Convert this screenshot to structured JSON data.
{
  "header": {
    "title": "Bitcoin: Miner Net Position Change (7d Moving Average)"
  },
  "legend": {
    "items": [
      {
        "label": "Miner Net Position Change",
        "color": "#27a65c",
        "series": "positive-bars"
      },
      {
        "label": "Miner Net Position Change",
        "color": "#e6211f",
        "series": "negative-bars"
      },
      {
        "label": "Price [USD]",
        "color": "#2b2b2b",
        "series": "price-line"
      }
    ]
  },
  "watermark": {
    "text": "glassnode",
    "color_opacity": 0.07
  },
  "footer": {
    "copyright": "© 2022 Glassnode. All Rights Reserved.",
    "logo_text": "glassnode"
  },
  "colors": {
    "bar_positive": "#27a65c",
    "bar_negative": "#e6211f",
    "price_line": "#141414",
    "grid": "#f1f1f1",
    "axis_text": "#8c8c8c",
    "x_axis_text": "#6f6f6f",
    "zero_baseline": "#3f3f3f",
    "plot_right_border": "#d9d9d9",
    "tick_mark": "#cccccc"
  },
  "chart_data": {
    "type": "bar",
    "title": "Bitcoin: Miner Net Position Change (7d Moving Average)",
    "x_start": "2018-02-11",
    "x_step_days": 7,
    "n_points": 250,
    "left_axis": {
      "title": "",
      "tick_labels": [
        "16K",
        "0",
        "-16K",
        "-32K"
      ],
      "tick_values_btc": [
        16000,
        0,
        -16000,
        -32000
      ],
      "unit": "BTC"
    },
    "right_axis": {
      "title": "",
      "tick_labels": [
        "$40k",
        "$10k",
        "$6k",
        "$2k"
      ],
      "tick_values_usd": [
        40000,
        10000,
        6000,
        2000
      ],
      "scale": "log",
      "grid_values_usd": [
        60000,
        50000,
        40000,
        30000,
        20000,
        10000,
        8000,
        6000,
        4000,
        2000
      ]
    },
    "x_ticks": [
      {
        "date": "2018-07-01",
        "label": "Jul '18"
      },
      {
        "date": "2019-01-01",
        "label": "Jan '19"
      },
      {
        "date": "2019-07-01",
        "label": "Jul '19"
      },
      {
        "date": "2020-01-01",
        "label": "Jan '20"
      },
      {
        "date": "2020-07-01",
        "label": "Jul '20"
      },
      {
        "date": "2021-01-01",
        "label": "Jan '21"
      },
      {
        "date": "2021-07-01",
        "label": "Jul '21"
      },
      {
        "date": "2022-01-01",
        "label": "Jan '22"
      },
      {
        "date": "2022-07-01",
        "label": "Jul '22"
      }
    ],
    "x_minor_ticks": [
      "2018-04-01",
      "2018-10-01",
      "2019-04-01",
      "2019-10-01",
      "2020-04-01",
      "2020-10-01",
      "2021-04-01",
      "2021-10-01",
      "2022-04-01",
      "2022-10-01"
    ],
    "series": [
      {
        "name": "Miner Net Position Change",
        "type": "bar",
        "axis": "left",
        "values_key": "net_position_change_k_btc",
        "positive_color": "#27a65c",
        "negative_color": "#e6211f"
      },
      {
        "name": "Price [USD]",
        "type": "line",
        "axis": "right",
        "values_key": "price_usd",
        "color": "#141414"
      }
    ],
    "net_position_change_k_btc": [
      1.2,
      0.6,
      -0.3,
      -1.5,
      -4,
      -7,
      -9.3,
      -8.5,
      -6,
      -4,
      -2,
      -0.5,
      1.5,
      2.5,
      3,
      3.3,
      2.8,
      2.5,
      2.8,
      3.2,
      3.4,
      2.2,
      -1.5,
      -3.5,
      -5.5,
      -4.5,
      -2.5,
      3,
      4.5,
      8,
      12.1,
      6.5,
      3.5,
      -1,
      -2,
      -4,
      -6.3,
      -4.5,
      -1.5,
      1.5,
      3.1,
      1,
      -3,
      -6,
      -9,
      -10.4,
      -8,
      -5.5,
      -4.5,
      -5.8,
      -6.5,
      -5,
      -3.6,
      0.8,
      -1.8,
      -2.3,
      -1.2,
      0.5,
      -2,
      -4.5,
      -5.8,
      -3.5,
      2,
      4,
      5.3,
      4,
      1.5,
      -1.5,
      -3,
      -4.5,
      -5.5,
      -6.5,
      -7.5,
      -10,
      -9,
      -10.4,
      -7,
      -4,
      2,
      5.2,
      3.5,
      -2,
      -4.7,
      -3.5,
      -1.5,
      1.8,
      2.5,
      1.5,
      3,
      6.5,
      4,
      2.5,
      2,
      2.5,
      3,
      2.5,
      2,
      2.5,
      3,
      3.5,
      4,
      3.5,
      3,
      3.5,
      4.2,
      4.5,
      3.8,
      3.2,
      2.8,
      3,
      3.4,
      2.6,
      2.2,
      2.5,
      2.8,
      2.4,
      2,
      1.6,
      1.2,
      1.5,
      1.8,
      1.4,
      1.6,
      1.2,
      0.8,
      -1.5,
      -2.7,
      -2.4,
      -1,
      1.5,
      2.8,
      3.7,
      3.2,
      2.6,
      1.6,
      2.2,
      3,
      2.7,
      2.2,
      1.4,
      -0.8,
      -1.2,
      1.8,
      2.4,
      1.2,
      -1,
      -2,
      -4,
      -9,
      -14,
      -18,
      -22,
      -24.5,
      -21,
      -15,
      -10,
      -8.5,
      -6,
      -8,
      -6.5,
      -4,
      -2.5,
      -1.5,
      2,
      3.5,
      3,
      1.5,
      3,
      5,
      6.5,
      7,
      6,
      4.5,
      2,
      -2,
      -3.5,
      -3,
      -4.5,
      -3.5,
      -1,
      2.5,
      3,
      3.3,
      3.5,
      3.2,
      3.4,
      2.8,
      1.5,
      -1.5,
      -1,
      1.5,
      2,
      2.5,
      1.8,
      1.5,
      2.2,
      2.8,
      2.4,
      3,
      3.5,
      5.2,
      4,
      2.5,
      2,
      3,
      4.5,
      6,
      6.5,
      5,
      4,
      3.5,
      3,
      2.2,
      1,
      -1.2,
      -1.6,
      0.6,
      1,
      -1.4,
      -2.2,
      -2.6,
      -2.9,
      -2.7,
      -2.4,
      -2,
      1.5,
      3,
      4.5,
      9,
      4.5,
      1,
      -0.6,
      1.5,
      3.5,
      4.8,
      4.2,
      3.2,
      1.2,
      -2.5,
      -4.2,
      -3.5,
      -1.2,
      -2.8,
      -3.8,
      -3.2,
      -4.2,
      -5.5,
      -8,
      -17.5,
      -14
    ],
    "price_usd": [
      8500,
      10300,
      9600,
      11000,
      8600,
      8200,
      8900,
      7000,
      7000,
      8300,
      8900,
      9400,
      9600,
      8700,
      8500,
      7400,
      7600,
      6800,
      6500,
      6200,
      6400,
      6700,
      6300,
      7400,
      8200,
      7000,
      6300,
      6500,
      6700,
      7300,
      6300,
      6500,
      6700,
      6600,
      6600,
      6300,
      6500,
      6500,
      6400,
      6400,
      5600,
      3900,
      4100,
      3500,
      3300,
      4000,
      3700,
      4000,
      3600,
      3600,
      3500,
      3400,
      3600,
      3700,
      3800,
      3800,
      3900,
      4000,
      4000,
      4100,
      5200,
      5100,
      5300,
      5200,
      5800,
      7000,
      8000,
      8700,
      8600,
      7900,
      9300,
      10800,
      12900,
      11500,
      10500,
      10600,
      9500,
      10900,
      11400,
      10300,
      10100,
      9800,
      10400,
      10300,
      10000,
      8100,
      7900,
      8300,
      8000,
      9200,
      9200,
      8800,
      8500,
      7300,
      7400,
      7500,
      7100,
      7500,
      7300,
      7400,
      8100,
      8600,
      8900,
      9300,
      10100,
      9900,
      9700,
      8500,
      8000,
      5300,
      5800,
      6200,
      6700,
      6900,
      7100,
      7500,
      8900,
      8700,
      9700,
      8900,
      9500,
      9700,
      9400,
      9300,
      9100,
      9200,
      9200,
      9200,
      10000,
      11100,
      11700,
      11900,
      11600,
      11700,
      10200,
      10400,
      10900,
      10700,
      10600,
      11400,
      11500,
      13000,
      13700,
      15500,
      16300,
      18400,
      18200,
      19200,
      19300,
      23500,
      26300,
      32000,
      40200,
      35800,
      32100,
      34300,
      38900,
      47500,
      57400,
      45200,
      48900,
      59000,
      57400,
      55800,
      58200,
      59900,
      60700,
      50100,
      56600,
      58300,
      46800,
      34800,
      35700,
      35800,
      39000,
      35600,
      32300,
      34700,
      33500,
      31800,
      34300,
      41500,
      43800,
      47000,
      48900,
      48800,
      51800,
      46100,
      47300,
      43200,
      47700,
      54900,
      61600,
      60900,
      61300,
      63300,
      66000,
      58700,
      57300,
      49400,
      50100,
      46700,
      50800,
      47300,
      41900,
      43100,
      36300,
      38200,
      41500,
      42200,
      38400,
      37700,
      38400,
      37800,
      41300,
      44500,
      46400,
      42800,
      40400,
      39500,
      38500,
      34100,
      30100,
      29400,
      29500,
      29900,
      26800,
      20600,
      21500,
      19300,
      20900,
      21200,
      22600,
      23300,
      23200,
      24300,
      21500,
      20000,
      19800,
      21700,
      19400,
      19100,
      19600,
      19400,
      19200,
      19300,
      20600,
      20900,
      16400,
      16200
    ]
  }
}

TASK OBJECTIVE: Copy out the lines in which the string "bars" appears.

WORKED ANSWER:
        "series": "positive-bars"
        "series": "negative-bars"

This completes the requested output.